Data supplied:
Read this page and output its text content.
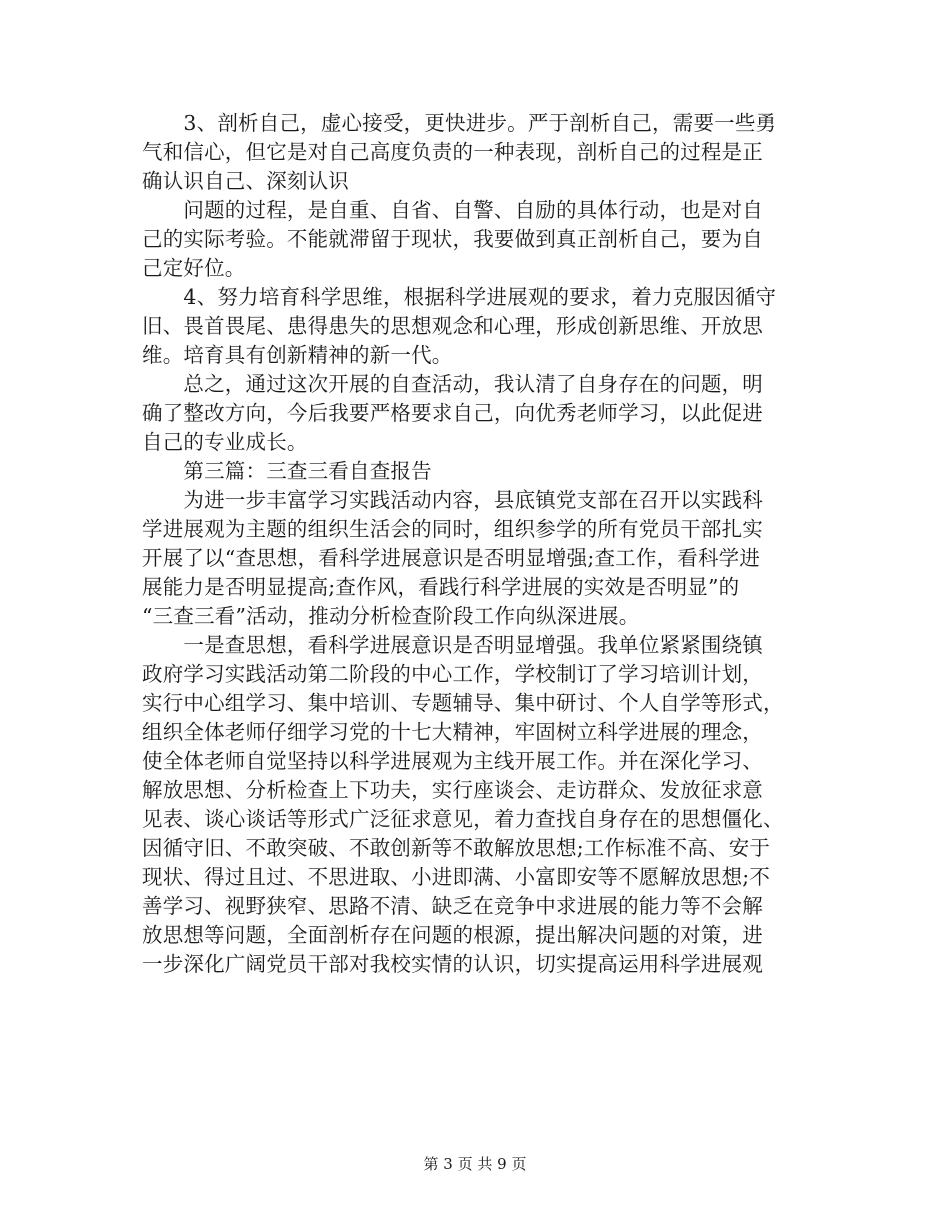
　　3、剖析自己，虚心接受，更快进步。严于剖析自己，需要一些勇
气和信心，但它是对自己高度负责的一种表现，剖析自己的过程是正
确认识自己、深刻认识
　　问题的过程，是自重、自省、自警、自励的具体行动，也是对自
己的实际考验。不能就滞留于现状，我要做到真正剖析自己，要为自
己定好位。
　　4、努力培育科学思维，根据科学进展观的要求，着力克服因循守
旧、畏首畏尾、患得患失的思想观念和心理，形成创新思维、开放思
维。培育具有创新精神的新一代。
　　总之，通过这次开展的自查活动，我认清了自身存在的问题，明
确了整改方向，今后我要严格要求自己，向优秀老师学习，以此促进
自己的专业成长。
　　第三篇：三查三看自查报告
　　为进一步丰富学习实践活动内容，县底镇党支部在召开以实践科
学进展观为主题的组织生活会的同时，组织参学的所有党员干部扎实
开展了以“查思想，看科学进展意识是否明显增强;查工作，看科学进
展能力是否明显提高;查作风，看践行科学进展的实效是否明显”的
“三查三看”活动，推动分析检查阶段工作向纵深进展。
　　一是查思想，看科学进展意识是否明显增强。我单位紧紧围绕镇
政府学习实践活动第二阶段的中心工作，学校制订了学习培训计划，
实行中心组学习、集中培训、专题辅导、集中研讨、个人自学等形式，
组织全体老师仔细学习党的十七大精神，牢固树立科学进展的理念，
使全体老师自觉坚持以科学进展观为主线开展工作。并在深化学习、
解放思想、分析检查上下功夫，实行座谈会、走访群众、发放征求意
见表、谈心谈话等形式广泛征求意见，着力查找自身存在的思想僵化、
因循守旧、不敢突破、不敢创新等不敢解放思想;工作标准不高、安于
现状、得过且过、不思进取、小进即满、小富即安等不愿解放思想;不
善学习、视野狭窄、思路不清、缺乏在竞争中求进展的能力等不会解
放思想等问题，全面剖析存在问题的根源，提出解决问题的对策，进
一步深化广阔党员干部对我校实情的认识，切实提高运用科学进展观
第 3 页 共 9 页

Exercise aim:
Go back to the records above and write them out exactly, without the pictures.

Complete answer:
Read this page and output its text content.
　　3、剖析自己，虚心接受，更快进步。严于剖析自己，需要一些勇
气和信心，但它是对自己高度负责的一种表现，剖析自己的过程是正
确认识自己、深刻认识
　　问题的过程，是自重、自省、自警、自励的具体行动，也是对自
己的实际考验。不能就滞留于现状，我要做到真正剖析自己，要为自
己定好位。
　　4、努力培育科学思维，根据科学进展观的要求，着力克服因循守
旧、畏首畏尾、患得患失的思想观念和心理，形成创新思维、开放思
维。培育具有创新精神的新一代。
　　总之，通过这次开展的自查活动，我认清了自身存在的问题，明
确了整改方向，今后我要严格要求自己，向优秀老师学习，以此促进
自己的专业成长。
　　第三篇：三查三看自查报告
　　为进一步丰富学习实践活动内容，县底镇党支部在召开以实践科
学进展观为主题的组织生活会的同时，组织参学的所有党员干部扎实
开展了以“查思想，看科学进展意识是否明显增强;查工作，看科学进
展能力是否明显提高;查作风，看践行科学进展的实效是否明显”的
“三查三看”活动，推动分析检查阶段工作向纵深进展。
　　一是查思想，看科学进展意识是否明显增强。我单位紧紧围绕镇
政府学习实践活动第二阶段的中心工作，学校制订了学习培训计划，
实行中心组学习、集中培训、专题辅导、集中研讨、个人自学等形式，
组织全体老师仔细学习党的十七大精神，牢固树立科学进展的理念，
使全体老师自觉坚持以科学进展观为主线开展工作。并在深化学习、
解放思想、分析检查上下功夫，实行座谈会、走访群众、发放征求意
见表、谈心谈话等形式广泛征求意见，着力查找自身存在的思想僵化、
因循守旧、不敢突破、不敢创新等不敢解放思想;工作标准不高、安于
现状、得过且过、不思进取、小进即满、小富即安等不愿解放思想;不
善学习、视野狭窄、思路不清、缺乏在竞争中求进展的能力等不会解
放思想等问题，全面剖析存在问题的根源，提出解决问题的对策，进
一步深化广阔党员干部对我校实情的认识，切实提高运用科学进展观
第 3 页 共 9 页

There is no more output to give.